-- Start of DATASET EXTRACT --

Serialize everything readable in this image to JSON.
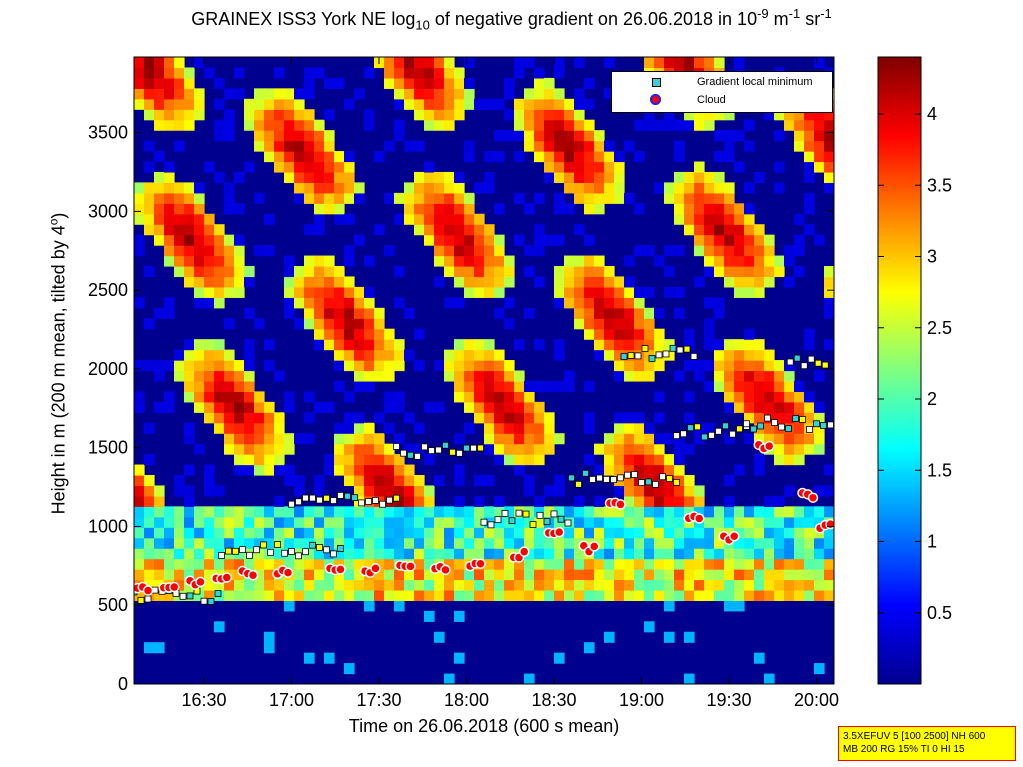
{
  "title_parts": {
    "pre": "GRAINEX ISS3 York NE log",
    "sub": "10",
    "mid": " of negative gradient on 26.06.2018 in 10",
    "sup1": "-9",
    "mid2": " m",
    "sup2": "-1",
    "mid3": " sr",
    "sup3": "-1"
  },
  "chart_data": {
    "type": "heatmap",
    "xlabel": "Time on 26.06.2018 (600 s mean)",
    "ylabel_pre": "Height in m (200 m mean, tilted by 4",
    "ylabel_sup": "o",
    "ylabel_post": ")",
    "x_ticks": [
      "16:30",
      "17:00",
      "17:30",
      "18:00",
      "18:30",
      "19:00",
      "19:30",
      "20:00"
    ],
    "x_tick_hours": [
      16.5,
      17.0,
      17.5,
      18.0,
      18.5,
      19.0,
      19.5,
      20.0
    ],
    "xlim_hours": [
      16.1,
      20.1
    ],
    "y_ticks": [
      0,
      500,
      1000,
      1500,
      2000,
      2500,
      3000,
      3500
    ],
    "ylim": [
      0,
      3980
    ],
    "colorbar": {
      "ticks": [
        0.5,
        1,
        1.5,
        2,
        2.5,
        3,
        3.5,
        4
      ],
      "range": [
        0,
        4.4
      ],
      "colormap": "jet"
    },
    "legend": [
      {
        "label": "Gradient local minimum",
        "marker": "square",
        "color": "#36d1d6"
      },
      {
        "label": "Cloud",
        "marker": "circle",
        "color": "#ff0000",
        "edge": "#2222ff"
      }
    ],
    "legend_placement": "top-right",
    "cloud_base_samples": [
      {
        "t": 16.15,
        "h": 600
      },
      {
        "t": 16.3,
        "h": 630
      },
      {
        "t": 16.45,
        "h": 650
      },
      {
        "t": 16.6,
        "h": 670
      },
      {
        "t": 16.75,
        "h": 700
      },
      {
        "t": 16.95,
        "h": 710
      },
      {
        "t": 17.25,
        "h": 720
      },
      {
        "t": 17.45,
        "h": 720
      },
      {
        "t": 17.65,
        "h": 740
      },
      {
        "t": 17.85,
        "h": 740
      },
      {
        "t": 18.05,
        "h": 760
      },
      {
        "t": 18.3,
        "h": 820
      },
      {
        "t": 18.5,
        "h": 960
      },
      {
        "t": 18.7,
        "h": 860
      },
      {
        "t": 18.85,
        "h": 1150
      },
      {
        "t": 19.3,
        "h": 1050
      },
      {
        "t": 19.5,
        "h": 920
      },
      {
        "t": 19.7,
        "h": 1500
      },
      {
        "t": 19.95,
        "h": 1200
      },
      {
        "t": 20.05,
        "h": 1000
      }
    ],
    "gradient_min_layers": [
      {
        "t0": 16.1,
        "t1": 16.6,
        "h": 560
      },
      {
        "t0": 16.6,
        "t1": 17.3,
        "h": 850
      },
      {
        "t0": 17.0,
        "t1": 17.6,
        "h": 1180
      },
      {
        "t0": 17.6,
        "t1": 18.1,
        "h": 1480
      },
      {
        "t0": 18.1,
        "t1": 18.6,
        "h": 1050
      },
      {
        "t0": 18.6,
        "t1": 19.2,
        "h": 1300
      },
      {
        "t0": 19.2,
        "t1": 19.6,
        "h": 1600
      },
      {
        "t0": 19.6,
        "t1": 20.1,
        "h": 1650
      },
      {
        "t0": 18.9,
        "t1": 19.3,
        "h": 2100
      },
      {
        "t0": 19.85,
        "t1": 20.05,
        "h": 2030
      }
    ]
  },
  "note": {
    "line1": "3.5XEFUV 5 [100 2500] NH 600",
    "line2": "MB 200 RG 15% TI 0 HI 15"
  }
}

-- End of DATASET EXTRACT --

Restate each line of the records exactly; pictures do not belong in the copy.

Serialize everything readable in this image to JSON.
{
  "title_parts": {
    "pre": "GRAINEX ISS3 York NE log",
    "sub": "10",
    "mid": " of negative gradient on 26.06.2018 in 10",
    "sup1": "-9",
    "mid2": " m",
    "sup2": "-1",
    "mid3": " sr",
    "sup3": "-1"
  },
  "chart_data": {
    "type": "heatmap",
    "xlabel": "Time on 26.06.2018 (600 s mean)",
    "ylabel_pre": "Height in m (200 m mean, tilted by 4",
    "ylabel_sup": "o",
    "ylabel_post": ")",
    "x_ticks": [
      "16:30",
      "17:00",
      "17:30",
      "18:00",
      "18:30",
      "19:00",
      "19:30",
      "20:00"
    ],
    "x_tick_hours": [
      16.5,
      17.0,
      17.5,
      18.0,
      18.5,
      19.0,
      19.5,
      20.0
    ],
    "xlim_hours": [
      16.1,
      20.1
    ],
    "y_ticks": [
      0,
      500,
      1000,
      1500,
      2000,
      2500,
      3000,
      3500
    ],
    "ylim": [
      0,
      3980
    ],
    "colorbar": {
      "ticks": [
        0.5,
        1,
        1.5,
        2,
        2.5,
        3,
        3.5,
        4
      ],
      "range": [
        0,
        4.4
      ],
      "colormap": "jet"
    },
    "legend": [
      {
        "label": "Gradient local minimum",
        "marker": "square",
        "color": "#36d1d6"
      },
      {
        "label": "Cloud",
        "marker": "circle",
        "color": "#ff0000",
        "edge": "#2222ff"
      }
    ],
    "legend_placement": "top-right",
    "cloud_base_samples": [
      {
        "t": 16.15,
        "h": 600
      },
      {
        "t": 16.3,
        "h": 630
      },
      {
        "t": 16.45,
        "h": 650
      },
      {
        "t": 16.6,
        "h": 670
      },
      {
        "t": 16.75,
        "h": 700
      },
      {
        "t": 16.95,
        "h": 710
      },
      {
        "t": 17.25,
        "h": 720
      },
      {
        "t": 17.45,
        "h": 720
      },
      {
        "t": 17.65,
        "h": 740
      },
      {
        "t": 17.85,
        "h": 740
      },
      {
        "t": 18.05,
        "h": 760
      },
      {
        "t": 18.3,
        "h": 820
      },
      {
        "t": 18.5,
        "h": 960
      },
      {
        "t": 18.7,
        "h": 860
      },
      {
        "t": 18.85,
        "h": 1150
      },
      {
        "t": 19.3,
        "h": 1050
      },
      {
        "t": 19.5,
        "h": 920
      },
      {
        "t": 19.7,
        "h": 1500
      },
      {
        "t": 19.95,
        "h": 1200
      },
      {
        "t": 20.05,
        "h": 1000
      }
    ],
    "gradient_min_layers": [
      {
        "t0": 16.1,
        "t1": 16.6,
        "h": 560
      },
      {
        "t0": 16.6,
        "t1": 17.3,
        "h": 850
      },
      {
        "t0": 17.0,
        "t1": 17.6,
        "h": 1180
      },
      {
        "t0": 17.6,
        "t1": 18.1,
        "h": 1480
      },
      {
        "t0": 18.1,
        "t1": 18.6,
        "h": 1050
      },
      {
        "t0": 18.6,
        "t1": 19.2,
        "h": 1300
      },
      {
        "t0": 19.2,
        "t1": 19.6,
        "h": 1600
      },
      {
        "t0": 19.6,
        "t1": 20.1,
        "h": 1650
      },
      {
        "t0": 18.9,
        "t1": 19.3,
        "h": 2100
      },
      {
        "t0": 19.85,
        "t1": 20.05,
        "h": 2030
      }
    ]
  },
  "note": {
    "line1": "3.5XEFUV 5 [100 2500] NH 600",
    "line2": "MB 200 RG 15% TI 0 HI 15"
  }
}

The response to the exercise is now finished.